[Records that describe figures]
· · · ·

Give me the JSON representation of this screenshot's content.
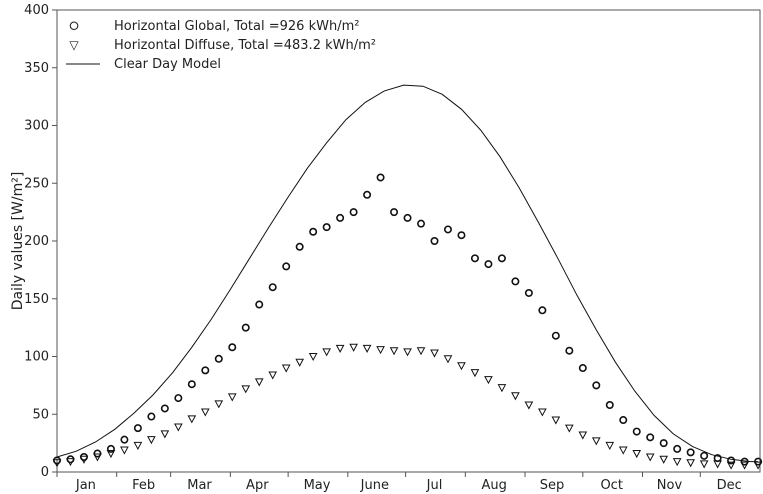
{
  "chart_data": {
    "type": "scatter",
    "ylabel": "Daily values  [W/m²]",
    "xlabel": "",
    "ylim": [
      0,
      400
    ],
    "yticks": [
      0,
      50,
      100,
      150,
      200,
      250,
      300,
      350,
      400
    ],
    "xlim": [
      1,
      366
    ],
    "months": [
      {
        "label": "Jan",
        "day": 16
      },
      {
        "label": "Feb",
        "day": 46
      },
      {
        "label": "Mar",
        "day": 75
      },
      {
        "label": "Apr",
        "day": 105
      },
      {
        "label": "May",
        "day": 136
      },
      {
        "label": "June",
        "day": 166
      },
      {
        "label": "Jul",
        "day": 197
      },
      {
        "label": "Aug",
        "day": 228
      },
      {
        "label": "Sep",
        "day": 258
      },
      {
        "label": "Oct",
        "day": 289
      },
      {
        "label": "Nov",
        "day": 319
      },
      {
        "label": "Dec",
        "day": 350
      }
    ],
    "legend_position": "top-left",
    "series": [
      {
        "name": "Horizontal Global,  Total =926 kWh/m²",
        "marker": "circle",
        "color": "#111111",
        "x": [
          1,
          8,
          15,
          22,
          29,
          36,
          43,
          50,
          57,
          64,
          71,
          78,
          85,
          92,
          99,
          106,
          113,
          120,
          127,
          134,
          141,
          148,
          155,
          162,
          169,
          176,
          183,
          190,
          197,
          204,
          211,
          218,
          225,
          232,
          239,
          246,
          253,
          260,
          267,
          274,
          281,
          288,
          295,
          302,
          309,
          316,
          323,
          330,
          337,
          344,
          351,
          358,
          365
        ],
        "y": [
          10,
          11,
          13,
          16,
          20,
          28,
          38,
          48,
          55,
          64,
          76,
          88,
          98,
          108,
          125,
          145,
          160,
          178,
          195,
          208,
          212,
          220,
          225,
          240,
          255,
          225,
          220,
          215,
          200,
          210,
          205,
          185,
          180,
          185,
          165,
          155,
          140,
          118,
          105,
          90,
          75,
          58,
          45,
          35,
          30,
          25,
          20,
          17,
          14,
          12,
          10,
          9,
          9
        ]
      },
      {
        "name": "Horizontal Diffuse,  Total =483.2 kWh/m²",
        "marker": "triangle-down",
        "color": "#111111",
        "x": [
          1,
          8,
          15,
          22,
          29,
          36,
          43,
          50,
          57,
          64,
          71,
          78,
          85,
          92,
          99,
          106,
          113,
          120,
          127,
          134,
          141,
          148,
          155,
          162,
          169,
          176,
          183,
          190,
          197,
          204,
          211,
          218,
          225,
          232,
          239,
          246,
          253,
          260,
          267,
          274,
          281,
          288,
          295,
          302,
          309,
          316,
          323,
          330,
          337,
          344,
          351,
          358,
          365
        ],
        "y": [
          8,
          9,
          11,
          13,
          16,
          19,
          23,
          28,
          33,
          39,
          46,
          52,
          59,
          65,
          72,
          78,
          84,
          90,
          95,
          100,
          104,
          107,
          108,
          107,
          106,
          105,
          104,
          105,
          103,
          98,
          92,
          86,
          80,
          73,
          66,
          58,
          52,
          45,
          38,
          32,
          27,
          23,
          19,
          16,
          13,
          11,
          9,
          8,
          7,
          7,
          6,
          6,
          6
        ]
      },
      {
        "name": "Clear Day Model",
        "marker": "line",
        "color": "#111111",
        "x": [
          1,
          11,
          21,
          31,
          41,
          51,
          61,
          71,
          81,
          91,
          101,
          111,
          121,
          131,
          141,
          151,
          161,
          171,
          181,
          191,
          201,
          211,
          221,
          231,
          241,
          251,
          261,
          271,
          281,
          291,
          301,
          311,
          321,
          331,
          341,
          351,
          361,
          365
        ],
        "y": [
          13,
          18,
          26,
          37,
          51,
          67,
          86,
          108,
          132,
          158,
          185,
          212,
          238,
          263,
          285,
          305,
          320,
          330,
          335,
          334,
          327,
          314,
          296,
          273,
          246,
          216,
          185,
          153,
          123,
          95,
          70,
          49,
          33,
          22,
          15,
          11,
          9,
          9
        ]
      }
    ]
  }
}
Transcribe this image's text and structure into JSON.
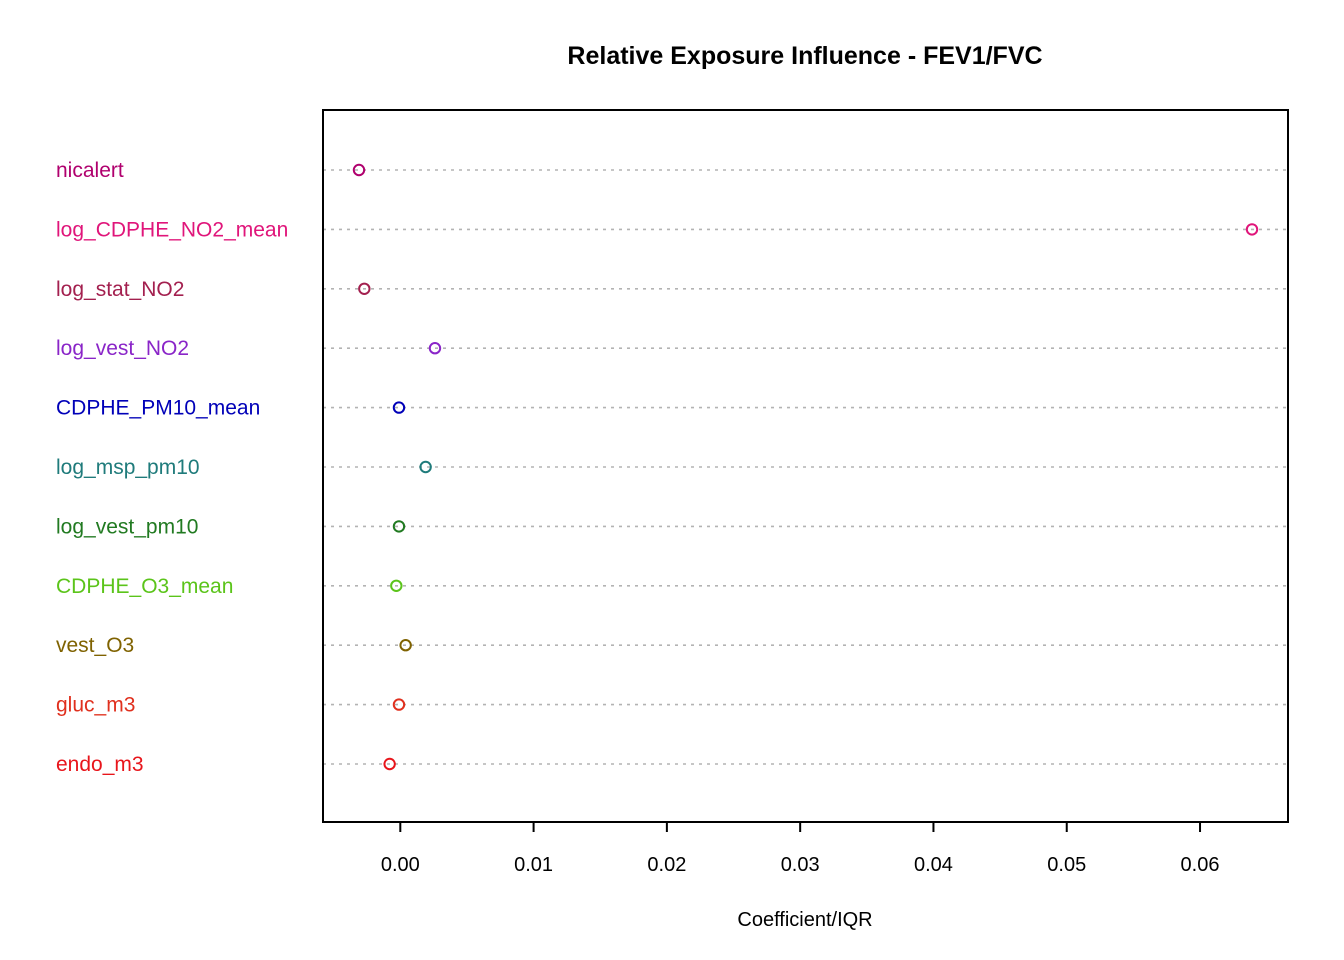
{
  "chart_data": {
    "type": "scatter",
    "title": "Relative Exposure Influence - FEV1/FVC",
    "xlabel": "Coefficient/IQR",
    "ylabel": "",
    "xlim": [
      -0.0058,
      0.0666
    ],
    "xticks": [
      "0.00",
      "0.01",
      "0.02",
      "0.03",
      "0.04",
      "0.05",
      "0.06"
    ],
    "xtick_values": [
      0.0,
      0.01,
      0.02,
      0.03,
      0.04,
      0.05,
      0.06
    ],
    "grid": "dotted horizontal per category",
    "marker": "open circle",
    "points": [
      {
        "label": "nicalert",
        "value": -0.0031,
        "color": "#B0006E"
      },
      {
        "label": "log_CDPHE_NO2_mean",
        "value": 0.0639,
        "color": "#E0157A"
      },
      {
        "label": "log_stat_NO2",
        "value": -0.0027,
        "color": "#A3204F"
      },
      {
        "label": "log_vest_NO2",
        "value": 0.0026,
        "color": "#8A25C8"
      },
      {
        "label": "CDPHE_PM10_mean",
        "value": -0.0001,
        "color": "#0000B8"
      },
      {
        "label": "log_msp_pm10",
        "value": 0.0019,
        "color": "#1F7B7B"
      },
      {
        "label": "log_vest_pm10",
        "value": -0.0001,
        "color": "#217A21"
      },
      {
        "label": "CDPHE_O3_mean",
        "value": -0.0003,
        "color": "#5BC41A"
      },
      {
        "label": "vest_O3",
        "value": 0.0004,
        "color": "#7F6200"
      },
      {
        "label": "gluc_m3",
        "value": -0.0001,
        "color": "#E0301E"
      },
      {
        "label": "endo_m3",
        "value": -0.0008,
        "color": "#E8151B"
      }
    ]
  }
}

· · · ·

Repeat each entry above word for word, leaving every picture out.

OUTPUT BELOW =
Give me the JSON representation of this screenshot's content.
{
  "chart_data": {
    "type": "scatter",
    "ylabel": "Daily values  [W/m²]",
    "xlabel": "",
    "ylim": [
      0,
      400
    ],
    "yticks": [
      0,
      50,
      100,
      150,
      200,
      250,
      300,
      350,
      400
    ],
    "xlim": [
      1,
      366
    ],
    "months": [
      {
        "label": "Jan",
        "day": 16
      },
      {
        "label": "Feb",
        "day": 46
      },
      {
        "label": "Mar",
        "day": 75
      },
      {
        "label": "Apr",
        "day": 105
      },
      {
        "label": "May",
        "day": 136
      },
      {
        "label": "June",
        "day": 166
      },
      {
        "label": "Jul",
        "day": 197
      },
      {
        "label": "Aug",
        "day": 228
      },
      {
        "label": "Sep",
        "day": 258
      },
      {
        "label": "Oct",
        "day": 289
      },
      {
        "label": "Nov",
        "day": 319
      },
      {
        "label": "Dec",
        "day": 350
      }
    ],
    "legend_position": "top-left",
    "series": [
      {
        "name": "Horizontal Global,  Total =926 kWh/m²",
        "marker": "circle",
        "color": "#111111",
        "x": [
          1,
          8,
          15,
          22,
          29,
          36,
          43,
          50,
          57,
          64,
          71,
          78,
          85,
          92,
          99,
          106,
          113,
          120,
          127,
          134,
          141,
          148,
          155,
          162,
          169,
          176,
          183,
          190,
          197,
          204,
          211,
          218,
          225,
          232,
          239,
          246,
          253,
          260,
          267,
          274,
          281,
          288,
          295,
          302,
          309,
          316,
          323,
          330,
          337,
          344,
          351,
          358,
          365
        ],
        "y": [
          10,
          11,
          13,
          16,
          20,
          28,
          38,
          48,
          55,
          64,
          76,
          88,
          98,
          108,
          125,
          145,
          160,
          178,
          195,
          208,
          212,
          220,
          225,
          240,
          255,
          225,
          220,
          215,
          200,
          210,
          205,
          185,
          180,
          185,
          165,
          155,
          140,
          118,
          105,
          90,
          75,
          58,
          45,
          35,
          30,
          25,
          20,
          17,
          14,
          12,
          10,
          9,
          9
        ]
      },
      {
        "name": "Horizontal Diffuse,  Total =483.2 kWh/m²",
        "marker": "triangle-down",
        "color": "#111111",
        "x": [
          1,
          8,
          15,
          22,
          29,
          36,
          43,
          50,
          57,
          64,
          71,
          78,
          85,
          92,
          99,
          106,
          113,
          120,
          127,
          134,
          141,
          148,
          155,
          162,
          169,
          176,
          183,
          190,
          197,
          204,
          211,
          218,
          225,
          232,
          239,
          246,
          253,
          260,
          267,
          274,
          281,
          288,
          295,
          302,
          309,
          316,
          323,
          330,
          337,
          344,
          351,
          358,
          365
        ],
        "y": [
          8,
          9,
          11,
          13,
          16,
          19,
          23,
          28,
          33,
          39,
          46,
          52,
          59,
          65,
          72,
          78,
          84,
          90,
          95,
          100,
          104,
          107,
          108,
          107,
          106,
          105,
          104,
          105,
          103,
          98,
          92,
          86,
          80,
          73,
          66,
          58,
          52,
          45,
          38,
          32,
          27,
          23,
          19,
          16,
          13,
          11,
          9,
          8,
          7,
          7,
          6,
          6,
          6
        ]
      },
      {
        "name": "Clear Day Model",
        "marker": "line",
        "color": "#111111",
        "x": [
          1,
          11,
          21,
          31,
          41,
          51,
          61,
          71,
          81,
          91,
          101,
          111,
          121,
          131,
          141,
          151,
          161,
          171,
          181,
          191,
          201,
          211,
          221,
          231,
          241,
          251,
          261,
          271,
          281,
          291,
          301,
          311,
          321,
          331,
          341,
          351,
          361,
          365
        ],
        "y": [
          13,
          18,
          26,
          37,
          51,
          67,
          86,
          108,
          132,
          158,
          185,
          212,
          238,
          263,
          285,
          305,
          320,
          330,
          335,
          334,
          327,
          314,
          296,
          273,
          246,
          216,
          185,
          153,
          123,
          95,
          70,
          49,
          33,
          22,
          15,
          11,
          9,
          9
        ]
      }
    ]
  }
}
Transcribe this image's text and structure into JSON.
{
  "chart_data": {
    "type": "scatter",
    "title": "Relative Exposure Influence - FEV1/FVC",
    "xlabel": "Coefficient/IQR",
    "ylabel": "",
    "xlim": [
      -0.0058,
      0.0666
    ],
    "xticks": [
      "0.00",
      "0.01",
      "0.02",
      "0.03",
      "0.04",
      "0.05",
      "0.06"
    ],
    "xtick_values": [
      0.0,
      0.01,
      0.02,
      0.03,
      0.04,
      0.05,
      0.06
    ],
    "grid": "dotted horizontal per category",
    "marker": "open circle",
    "points": [
      {
        "label": "nicalert",
        "value": -0.0031,
        "color": "#B0006E"
      },
      {
        "label": "log_CDPHE_NO2_mean",
        "value": 0.0639,
        "color": "#E0157A"
      },
      {
        "label": "log_stat_NO2",
        "value": -0.0027,
        "color": "#A3204F"
      },
      {
        "label": "log_vest_NO2",
        "value": 0.0026,
        "color": "#8A25C8"
      },
      {
        "label": "CDPHE_PM10_mean",
        "value": -0.0001,
        "color": "#0000B8"
      },
      {
        "label": "log_msp_pm10",
        "value": 0.0019,
        "color": "#1F7B7B"
      },
      {
        "label": "log_vest_pm10",
        "value": -0.0001,
        "color": "#217A21"
      },
      {
        "label": "CDPHE_O3_mean",
        "value": -0.0003,
        "color": "#5BC41A"
      },
      {
        "label": "vest_O3",
        "value": 0.0004,
        "color": "#7F6200"
      },
      {
        "label": "gluc_m3",
        "value": -0.0001,
        "color": "#E0301E"
      },
      {
        "label": "endo_m3",
        "value": -0.0008,
        "color": "#E8151B"
      }
    ]
  }
}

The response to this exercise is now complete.